Entries supplied:
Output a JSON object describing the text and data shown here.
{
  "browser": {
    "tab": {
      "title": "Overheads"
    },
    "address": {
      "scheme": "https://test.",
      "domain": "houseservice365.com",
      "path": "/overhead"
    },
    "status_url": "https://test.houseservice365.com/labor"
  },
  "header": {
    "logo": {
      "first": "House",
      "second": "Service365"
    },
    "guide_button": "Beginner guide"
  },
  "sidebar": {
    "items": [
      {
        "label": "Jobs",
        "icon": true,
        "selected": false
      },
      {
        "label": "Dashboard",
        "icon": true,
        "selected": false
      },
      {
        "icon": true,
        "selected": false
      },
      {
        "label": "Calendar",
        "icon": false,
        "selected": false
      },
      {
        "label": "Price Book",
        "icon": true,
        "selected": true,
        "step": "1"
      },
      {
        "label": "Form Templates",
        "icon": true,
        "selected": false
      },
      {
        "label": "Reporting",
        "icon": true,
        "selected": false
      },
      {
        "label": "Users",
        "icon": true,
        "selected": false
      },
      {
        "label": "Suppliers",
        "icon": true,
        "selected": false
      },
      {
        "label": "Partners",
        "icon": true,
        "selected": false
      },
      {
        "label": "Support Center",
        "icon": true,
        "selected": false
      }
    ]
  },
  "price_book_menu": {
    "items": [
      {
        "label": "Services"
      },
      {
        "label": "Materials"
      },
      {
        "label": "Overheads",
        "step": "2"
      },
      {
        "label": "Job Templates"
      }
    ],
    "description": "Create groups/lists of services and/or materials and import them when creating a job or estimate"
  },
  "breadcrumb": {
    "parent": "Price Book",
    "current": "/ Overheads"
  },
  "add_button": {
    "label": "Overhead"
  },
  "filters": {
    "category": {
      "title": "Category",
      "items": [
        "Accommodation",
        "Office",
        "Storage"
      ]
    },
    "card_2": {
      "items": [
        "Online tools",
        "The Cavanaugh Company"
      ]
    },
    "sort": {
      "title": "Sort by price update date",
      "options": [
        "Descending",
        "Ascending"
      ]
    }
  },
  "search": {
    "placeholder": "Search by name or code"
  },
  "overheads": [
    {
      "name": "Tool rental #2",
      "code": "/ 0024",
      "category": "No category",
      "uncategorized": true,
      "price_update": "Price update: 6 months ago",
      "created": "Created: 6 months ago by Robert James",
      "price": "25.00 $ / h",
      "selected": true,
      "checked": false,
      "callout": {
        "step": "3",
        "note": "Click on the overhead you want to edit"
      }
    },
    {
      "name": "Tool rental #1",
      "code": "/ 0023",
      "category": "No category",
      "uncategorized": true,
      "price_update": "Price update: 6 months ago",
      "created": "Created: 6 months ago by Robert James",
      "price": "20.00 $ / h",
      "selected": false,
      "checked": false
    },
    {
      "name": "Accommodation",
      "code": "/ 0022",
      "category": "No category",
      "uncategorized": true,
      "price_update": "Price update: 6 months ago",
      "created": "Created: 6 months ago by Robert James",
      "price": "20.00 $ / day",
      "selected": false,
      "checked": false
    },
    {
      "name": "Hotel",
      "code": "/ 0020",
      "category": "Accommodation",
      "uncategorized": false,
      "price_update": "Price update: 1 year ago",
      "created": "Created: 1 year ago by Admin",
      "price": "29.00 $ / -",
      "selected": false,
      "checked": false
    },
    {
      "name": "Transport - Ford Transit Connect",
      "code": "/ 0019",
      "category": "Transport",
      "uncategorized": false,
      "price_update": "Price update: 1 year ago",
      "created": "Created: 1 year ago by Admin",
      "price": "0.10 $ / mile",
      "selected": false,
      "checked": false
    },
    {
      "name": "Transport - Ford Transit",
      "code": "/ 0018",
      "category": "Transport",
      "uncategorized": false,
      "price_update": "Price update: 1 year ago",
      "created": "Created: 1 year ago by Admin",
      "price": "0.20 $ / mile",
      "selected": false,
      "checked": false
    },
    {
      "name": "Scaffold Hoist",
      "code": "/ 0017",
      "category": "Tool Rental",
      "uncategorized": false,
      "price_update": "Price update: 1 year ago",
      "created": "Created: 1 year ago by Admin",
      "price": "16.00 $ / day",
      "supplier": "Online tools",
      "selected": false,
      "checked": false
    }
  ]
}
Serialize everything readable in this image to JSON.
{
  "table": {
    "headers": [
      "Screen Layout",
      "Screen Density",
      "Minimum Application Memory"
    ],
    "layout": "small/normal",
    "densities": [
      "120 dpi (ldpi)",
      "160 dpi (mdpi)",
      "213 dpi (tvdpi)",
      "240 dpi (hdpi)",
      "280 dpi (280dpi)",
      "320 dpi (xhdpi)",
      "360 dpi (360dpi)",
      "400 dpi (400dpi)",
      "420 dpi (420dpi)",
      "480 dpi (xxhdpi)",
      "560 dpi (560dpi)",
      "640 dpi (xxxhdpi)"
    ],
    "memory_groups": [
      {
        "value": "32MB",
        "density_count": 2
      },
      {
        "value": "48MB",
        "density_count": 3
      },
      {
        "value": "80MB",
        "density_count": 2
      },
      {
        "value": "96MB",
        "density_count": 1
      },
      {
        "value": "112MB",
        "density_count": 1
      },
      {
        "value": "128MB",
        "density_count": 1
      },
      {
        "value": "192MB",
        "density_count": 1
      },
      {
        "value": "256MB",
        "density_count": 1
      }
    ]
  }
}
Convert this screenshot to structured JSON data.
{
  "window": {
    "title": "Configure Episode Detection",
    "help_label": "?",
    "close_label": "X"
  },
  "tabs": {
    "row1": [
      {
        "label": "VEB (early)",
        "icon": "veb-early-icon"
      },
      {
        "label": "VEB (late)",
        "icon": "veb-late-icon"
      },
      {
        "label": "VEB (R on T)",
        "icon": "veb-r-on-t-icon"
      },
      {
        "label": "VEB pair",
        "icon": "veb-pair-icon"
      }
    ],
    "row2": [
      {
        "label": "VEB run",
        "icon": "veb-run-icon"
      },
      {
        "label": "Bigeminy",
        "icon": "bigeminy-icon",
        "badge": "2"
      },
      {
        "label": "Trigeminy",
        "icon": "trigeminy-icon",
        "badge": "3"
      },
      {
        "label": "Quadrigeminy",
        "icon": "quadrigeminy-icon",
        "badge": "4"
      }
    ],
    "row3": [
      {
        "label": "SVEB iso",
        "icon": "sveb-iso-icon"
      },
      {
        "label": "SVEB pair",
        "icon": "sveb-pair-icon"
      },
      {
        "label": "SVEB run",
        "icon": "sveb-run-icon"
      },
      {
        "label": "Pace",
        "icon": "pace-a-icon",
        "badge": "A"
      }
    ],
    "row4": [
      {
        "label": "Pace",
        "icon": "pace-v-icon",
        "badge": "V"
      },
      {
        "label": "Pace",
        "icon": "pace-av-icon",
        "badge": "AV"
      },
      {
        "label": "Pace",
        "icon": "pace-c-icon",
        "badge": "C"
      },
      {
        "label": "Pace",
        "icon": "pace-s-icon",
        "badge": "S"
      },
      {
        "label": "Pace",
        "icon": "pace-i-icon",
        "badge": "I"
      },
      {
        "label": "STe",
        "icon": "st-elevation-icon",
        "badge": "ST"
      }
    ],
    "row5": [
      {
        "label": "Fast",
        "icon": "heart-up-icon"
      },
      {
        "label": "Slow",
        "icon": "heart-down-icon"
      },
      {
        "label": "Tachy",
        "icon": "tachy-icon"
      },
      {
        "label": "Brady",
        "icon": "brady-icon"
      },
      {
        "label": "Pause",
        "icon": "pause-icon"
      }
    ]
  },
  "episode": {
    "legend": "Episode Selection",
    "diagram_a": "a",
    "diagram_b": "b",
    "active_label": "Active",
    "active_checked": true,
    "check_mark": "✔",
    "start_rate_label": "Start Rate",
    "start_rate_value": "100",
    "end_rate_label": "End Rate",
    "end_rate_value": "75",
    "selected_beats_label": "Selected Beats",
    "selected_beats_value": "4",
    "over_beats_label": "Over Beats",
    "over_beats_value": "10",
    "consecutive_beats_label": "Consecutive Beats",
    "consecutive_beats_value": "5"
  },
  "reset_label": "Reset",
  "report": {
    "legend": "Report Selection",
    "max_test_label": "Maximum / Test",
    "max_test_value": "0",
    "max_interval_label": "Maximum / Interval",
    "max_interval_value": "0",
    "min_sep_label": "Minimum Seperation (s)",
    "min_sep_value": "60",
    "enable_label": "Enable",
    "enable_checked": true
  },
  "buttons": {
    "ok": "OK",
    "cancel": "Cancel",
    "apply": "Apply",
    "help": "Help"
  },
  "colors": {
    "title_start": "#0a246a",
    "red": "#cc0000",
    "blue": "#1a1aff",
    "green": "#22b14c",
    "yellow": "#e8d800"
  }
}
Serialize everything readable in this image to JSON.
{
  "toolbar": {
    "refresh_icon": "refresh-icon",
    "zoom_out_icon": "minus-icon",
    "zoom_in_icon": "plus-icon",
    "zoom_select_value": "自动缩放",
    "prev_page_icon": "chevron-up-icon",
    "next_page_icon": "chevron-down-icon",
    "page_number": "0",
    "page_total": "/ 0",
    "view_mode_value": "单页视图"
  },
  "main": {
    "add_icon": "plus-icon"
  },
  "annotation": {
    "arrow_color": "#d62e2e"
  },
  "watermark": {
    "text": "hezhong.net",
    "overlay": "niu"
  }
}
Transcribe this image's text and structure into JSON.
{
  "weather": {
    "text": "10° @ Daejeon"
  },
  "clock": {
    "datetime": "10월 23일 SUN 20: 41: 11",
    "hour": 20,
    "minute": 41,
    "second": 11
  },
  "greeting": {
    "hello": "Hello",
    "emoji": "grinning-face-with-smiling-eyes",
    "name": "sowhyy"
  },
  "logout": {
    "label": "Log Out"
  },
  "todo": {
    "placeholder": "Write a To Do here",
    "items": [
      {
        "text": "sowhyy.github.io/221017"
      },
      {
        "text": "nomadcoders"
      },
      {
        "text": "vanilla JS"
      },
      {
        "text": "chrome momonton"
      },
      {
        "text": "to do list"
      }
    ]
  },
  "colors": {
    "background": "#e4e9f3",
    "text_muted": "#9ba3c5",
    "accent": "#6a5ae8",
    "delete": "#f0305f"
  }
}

Your goal: Look above for every line with the word "here" and copy it.

Correct result:
Output a JSON object describing the text and data shown here.
    "placeholder": "Write a To Do here",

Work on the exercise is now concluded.